### EXERCISE INSTRUCTIONS
Which lines in the records below contain the word "peut"? Copy each of them.

##### DATA FOR THIS EXERCISE #####

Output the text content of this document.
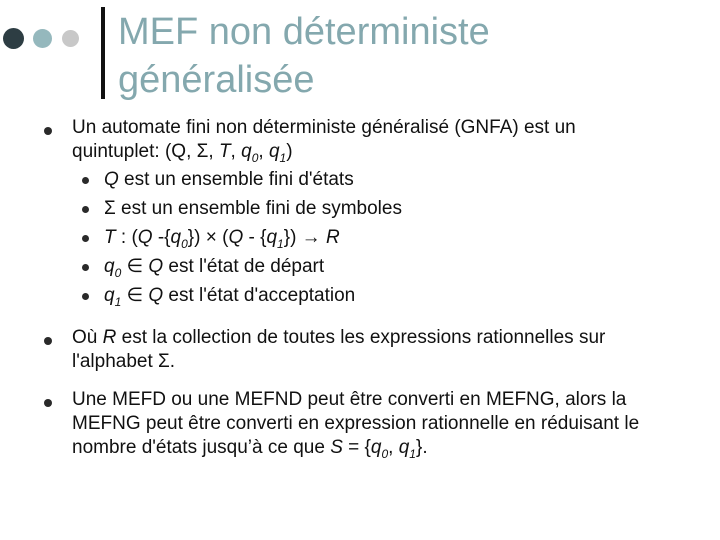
MEF non déterministe
généralisée
Un automate fini non déterministe généralisé (GNFA) est un
quintuplet: (Q, Σ, T, $q_0$, $q_1$)
Q est un ensemble fini d'états
Σ est un ensemble fini de symboles
T : (Q $-\{q_0\}) \times (Q - \{q_1\}) \to R$
$q_0$ ∈ Q est l'état de départ
$q_1$ ∈ Q est l'état d'acceptation
Où R est la collection de toutes les expressions rationnelles sur
l'alphabet Σ.
Une MEFD ou une MEFND peut être converti en MEFNG, alors la
MEFNG peut être converti en expression rationnelle en réduisant le
nombre d'états jusqu’à ce que $S = \{q_0$, $q_1$}.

#####

### COMPLETE RESPONSE
Une MEFD ou une MEFND peut être converti en MEFNG, alors la
MEFNG peut être converti en expression rationnelle en réduisant le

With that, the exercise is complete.